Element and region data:

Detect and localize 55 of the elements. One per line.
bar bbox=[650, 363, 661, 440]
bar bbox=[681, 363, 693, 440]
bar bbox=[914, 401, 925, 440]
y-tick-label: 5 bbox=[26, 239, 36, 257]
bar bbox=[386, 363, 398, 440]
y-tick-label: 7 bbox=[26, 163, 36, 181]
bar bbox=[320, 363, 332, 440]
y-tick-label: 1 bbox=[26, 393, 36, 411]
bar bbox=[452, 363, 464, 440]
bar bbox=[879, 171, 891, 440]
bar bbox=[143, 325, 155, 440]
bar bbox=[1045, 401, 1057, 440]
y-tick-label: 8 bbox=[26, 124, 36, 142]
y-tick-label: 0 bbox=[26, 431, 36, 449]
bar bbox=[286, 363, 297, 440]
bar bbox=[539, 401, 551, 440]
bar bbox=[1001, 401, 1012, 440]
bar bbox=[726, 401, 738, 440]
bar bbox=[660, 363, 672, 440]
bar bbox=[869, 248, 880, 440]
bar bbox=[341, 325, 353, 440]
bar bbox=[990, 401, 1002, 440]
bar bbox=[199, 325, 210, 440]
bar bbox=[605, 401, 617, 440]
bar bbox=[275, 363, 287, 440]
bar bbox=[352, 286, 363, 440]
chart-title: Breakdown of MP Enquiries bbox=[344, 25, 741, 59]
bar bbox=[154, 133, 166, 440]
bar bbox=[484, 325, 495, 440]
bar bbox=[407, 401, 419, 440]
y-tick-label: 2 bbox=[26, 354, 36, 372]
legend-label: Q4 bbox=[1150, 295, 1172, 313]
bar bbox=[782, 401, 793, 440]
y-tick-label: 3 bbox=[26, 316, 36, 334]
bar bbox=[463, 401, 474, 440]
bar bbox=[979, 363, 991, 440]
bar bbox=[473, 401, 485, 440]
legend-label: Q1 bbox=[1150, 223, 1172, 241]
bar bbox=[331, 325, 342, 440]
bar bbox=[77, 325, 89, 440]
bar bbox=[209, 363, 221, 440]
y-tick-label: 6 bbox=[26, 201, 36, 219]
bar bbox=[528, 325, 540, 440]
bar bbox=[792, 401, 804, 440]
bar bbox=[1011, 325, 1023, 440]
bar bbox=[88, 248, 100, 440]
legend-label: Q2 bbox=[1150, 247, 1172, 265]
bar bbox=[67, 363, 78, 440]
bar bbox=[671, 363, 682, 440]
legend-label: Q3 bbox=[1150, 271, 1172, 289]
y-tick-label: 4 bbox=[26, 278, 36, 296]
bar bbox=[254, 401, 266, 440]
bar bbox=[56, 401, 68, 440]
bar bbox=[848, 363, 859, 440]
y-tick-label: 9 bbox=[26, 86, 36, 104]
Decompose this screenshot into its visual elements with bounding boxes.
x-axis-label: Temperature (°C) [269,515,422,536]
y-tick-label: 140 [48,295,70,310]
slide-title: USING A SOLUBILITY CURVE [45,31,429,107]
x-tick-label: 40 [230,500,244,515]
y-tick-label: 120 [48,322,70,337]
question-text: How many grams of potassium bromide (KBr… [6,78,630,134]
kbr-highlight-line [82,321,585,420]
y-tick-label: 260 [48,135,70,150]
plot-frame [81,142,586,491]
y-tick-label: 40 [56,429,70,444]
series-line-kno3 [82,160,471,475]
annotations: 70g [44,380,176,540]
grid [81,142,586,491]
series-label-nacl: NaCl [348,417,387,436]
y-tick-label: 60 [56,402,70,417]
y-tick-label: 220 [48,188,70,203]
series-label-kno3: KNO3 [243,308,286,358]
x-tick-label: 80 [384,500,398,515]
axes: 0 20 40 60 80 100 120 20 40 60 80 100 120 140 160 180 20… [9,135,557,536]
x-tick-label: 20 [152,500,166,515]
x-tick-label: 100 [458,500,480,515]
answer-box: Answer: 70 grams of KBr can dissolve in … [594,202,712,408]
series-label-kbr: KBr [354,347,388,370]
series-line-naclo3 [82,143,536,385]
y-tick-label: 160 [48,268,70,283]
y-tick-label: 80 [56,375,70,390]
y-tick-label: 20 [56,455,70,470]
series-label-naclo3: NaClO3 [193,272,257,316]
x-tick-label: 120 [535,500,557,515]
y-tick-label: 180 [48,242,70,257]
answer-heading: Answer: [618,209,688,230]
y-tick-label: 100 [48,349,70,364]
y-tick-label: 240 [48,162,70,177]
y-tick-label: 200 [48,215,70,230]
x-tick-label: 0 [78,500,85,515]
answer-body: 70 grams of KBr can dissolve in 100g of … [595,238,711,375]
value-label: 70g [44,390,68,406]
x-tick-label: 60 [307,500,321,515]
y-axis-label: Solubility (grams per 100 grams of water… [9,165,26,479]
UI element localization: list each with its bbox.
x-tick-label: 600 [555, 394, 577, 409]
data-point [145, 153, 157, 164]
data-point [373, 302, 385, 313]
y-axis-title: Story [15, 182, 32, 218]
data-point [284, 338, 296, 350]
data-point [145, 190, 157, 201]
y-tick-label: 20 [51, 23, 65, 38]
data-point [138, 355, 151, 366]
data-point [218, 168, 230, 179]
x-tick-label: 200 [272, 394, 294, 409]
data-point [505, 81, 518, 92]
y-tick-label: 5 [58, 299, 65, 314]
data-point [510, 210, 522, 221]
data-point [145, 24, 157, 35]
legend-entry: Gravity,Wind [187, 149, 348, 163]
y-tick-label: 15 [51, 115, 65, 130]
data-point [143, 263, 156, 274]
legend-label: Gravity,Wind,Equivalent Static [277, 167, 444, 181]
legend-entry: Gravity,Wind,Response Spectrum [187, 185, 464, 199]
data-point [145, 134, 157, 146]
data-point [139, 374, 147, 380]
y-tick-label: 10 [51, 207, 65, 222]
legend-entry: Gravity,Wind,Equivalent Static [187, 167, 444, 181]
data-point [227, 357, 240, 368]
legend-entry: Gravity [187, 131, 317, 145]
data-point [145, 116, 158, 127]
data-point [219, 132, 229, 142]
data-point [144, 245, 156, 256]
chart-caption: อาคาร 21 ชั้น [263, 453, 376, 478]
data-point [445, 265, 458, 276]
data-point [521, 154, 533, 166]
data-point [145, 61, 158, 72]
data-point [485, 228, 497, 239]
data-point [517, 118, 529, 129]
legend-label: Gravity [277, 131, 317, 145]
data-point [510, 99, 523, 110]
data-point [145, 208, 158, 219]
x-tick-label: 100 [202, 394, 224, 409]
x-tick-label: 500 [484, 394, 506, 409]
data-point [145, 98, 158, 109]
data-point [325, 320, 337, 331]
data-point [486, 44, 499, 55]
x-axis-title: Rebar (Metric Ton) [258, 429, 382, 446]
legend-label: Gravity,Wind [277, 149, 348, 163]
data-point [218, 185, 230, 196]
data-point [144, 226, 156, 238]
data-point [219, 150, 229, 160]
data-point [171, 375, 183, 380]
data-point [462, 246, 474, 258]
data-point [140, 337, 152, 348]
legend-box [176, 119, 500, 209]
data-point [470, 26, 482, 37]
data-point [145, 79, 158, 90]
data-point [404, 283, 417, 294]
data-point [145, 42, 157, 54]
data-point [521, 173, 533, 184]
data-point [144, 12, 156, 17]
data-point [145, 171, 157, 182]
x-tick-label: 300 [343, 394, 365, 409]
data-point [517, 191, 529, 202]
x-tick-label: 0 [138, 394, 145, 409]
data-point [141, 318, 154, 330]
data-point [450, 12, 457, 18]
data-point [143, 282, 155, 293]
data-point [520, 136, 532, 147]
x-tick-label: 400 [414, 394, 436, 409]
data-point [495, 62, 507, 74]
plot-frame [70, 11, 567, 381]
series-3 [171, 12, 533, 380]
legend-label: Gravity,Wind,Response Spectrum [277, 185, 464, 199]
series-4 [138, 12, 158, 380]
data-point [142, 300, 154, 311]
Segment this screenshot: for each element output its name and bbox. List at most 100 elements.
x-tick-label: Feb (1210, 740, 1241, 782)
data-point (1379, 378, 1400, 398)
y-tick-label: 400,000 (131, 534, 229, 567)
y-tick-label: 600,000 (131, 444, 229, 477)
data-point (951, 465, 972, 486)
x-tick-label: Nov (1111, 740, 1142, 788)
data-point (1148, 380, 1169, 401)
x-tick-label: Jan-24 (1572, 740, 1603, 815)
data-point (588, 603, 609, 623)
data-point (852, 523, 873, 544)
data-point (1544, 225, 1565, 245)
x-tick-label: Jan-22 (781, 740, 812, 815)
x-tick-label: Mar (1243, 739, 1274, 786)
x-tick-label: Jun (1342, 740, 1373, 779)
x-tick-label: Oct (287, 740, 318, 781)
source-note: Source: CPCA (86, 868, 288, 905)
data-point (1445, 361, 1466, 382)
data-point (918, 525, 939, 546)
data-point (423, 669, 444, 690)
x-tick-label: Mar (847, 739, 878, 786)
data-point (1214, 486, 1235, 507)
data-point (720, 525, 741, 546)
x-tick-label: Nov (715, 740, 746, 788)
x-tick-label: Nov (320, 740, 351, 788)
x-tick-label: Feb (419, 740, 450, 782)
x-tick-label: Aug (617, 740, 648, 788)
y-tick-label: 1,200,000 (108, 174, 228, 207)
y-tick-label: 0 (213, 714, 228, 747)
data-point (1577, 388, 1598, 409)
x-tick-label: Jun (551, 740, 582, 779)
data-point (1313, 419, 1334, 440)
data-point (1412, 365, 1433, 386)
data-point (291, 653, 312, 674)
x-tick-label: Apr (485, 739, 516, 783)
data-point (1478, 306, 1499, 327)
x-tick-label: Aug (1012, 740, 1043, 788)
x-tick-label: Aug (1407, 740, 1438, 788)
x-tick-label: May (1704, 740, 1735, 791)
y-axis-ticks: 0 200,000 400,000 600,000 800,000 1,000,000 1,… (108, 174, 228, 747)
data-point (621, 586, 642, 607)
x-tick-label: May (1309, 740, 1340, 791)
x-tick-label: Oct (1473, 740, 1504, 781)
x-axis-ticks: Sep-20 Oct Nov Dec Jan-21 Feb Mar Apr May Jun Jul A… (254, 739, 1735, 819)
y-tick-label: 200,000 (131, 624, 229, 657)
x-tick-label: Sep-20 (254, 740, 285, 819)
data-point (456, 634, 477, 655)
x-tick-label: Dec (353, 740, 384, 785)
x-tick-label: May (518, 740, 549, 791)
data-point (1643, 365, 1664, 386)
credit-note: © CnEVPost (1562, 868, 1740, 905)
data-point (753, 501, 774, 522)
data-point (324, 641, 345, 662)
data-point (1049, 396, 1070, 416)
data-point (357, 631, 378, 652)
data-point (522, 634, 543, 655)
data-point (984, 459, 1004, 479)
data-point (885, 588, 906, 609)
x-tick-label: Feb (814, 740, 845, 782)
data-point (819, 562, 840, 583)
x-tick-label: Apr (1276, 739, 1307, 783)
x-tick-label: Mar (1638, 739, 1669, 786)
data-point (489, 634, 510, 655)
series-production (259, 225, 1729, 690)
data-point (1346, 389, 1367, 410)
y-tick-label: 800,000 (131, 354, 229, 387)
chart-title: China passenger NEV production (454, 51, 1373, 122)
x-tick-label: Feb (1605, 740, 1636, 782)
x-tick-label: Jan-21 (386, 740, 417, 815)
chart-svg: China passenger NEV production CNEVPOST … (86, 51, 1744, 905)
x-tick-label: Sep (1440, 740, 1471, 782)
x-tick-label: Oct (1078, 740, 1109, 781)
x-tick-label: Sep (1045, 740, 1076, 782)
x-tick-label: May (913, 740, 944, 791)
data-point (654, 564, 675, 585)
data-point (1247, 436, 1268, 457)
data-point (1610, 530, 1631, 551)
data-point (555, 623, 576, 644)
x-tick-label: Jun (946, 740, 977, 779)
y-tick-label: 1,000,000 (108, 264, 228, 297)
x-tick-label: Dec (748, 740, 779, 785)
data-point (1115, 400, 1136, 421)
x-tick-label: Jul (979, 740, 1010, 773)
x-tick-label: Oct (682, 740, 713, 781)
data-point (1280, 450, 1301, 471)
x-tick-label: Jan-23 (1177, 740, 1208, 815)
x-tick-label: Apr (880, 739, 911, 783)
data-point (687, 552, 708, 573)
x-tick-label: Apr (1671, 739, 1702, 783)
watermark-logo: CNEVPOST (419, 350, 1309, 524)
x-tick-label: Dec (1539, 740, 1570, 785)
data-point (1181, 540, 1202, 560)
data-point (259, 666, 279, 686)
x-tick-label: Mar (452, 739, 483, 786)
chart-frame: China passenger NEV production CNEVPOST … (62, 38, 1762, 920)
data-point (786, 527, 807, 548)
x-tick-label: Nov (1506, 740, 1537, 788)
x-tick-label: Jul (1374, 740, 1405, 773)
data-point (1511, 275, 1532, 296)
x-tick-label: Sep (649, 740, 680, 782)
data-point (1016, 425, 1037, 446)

◆ GOAL
Starting at the first line of the material and ending at the line that contains "bar bbox=[452, 363, 464, 440]" (that line included), lay out each line as a numbered list, leaving out any blank lines.

◆ SOLUTION
1. Detect and localize 55 of the elements. One per line.
2. bar bbox=[650, 363, 661, 440]
3. bar bbox=[681, 363, 693, 440]
4. bar bbox=[914, 401, 925, 440]
5. y-tick-label: 5 bbox=[26, 239, 36, 257]
6. bar bbox=[386, 363, 398, 440]
7. y-tick-label: 7 bbox=[26, 163, 36, 181]
8. bar bbox=[320, 363, 332, 440]
9. y-tick-label: 1 bbox=[26, 393, 36, 411]
10. bar bbox=[452, 363, 464, 440]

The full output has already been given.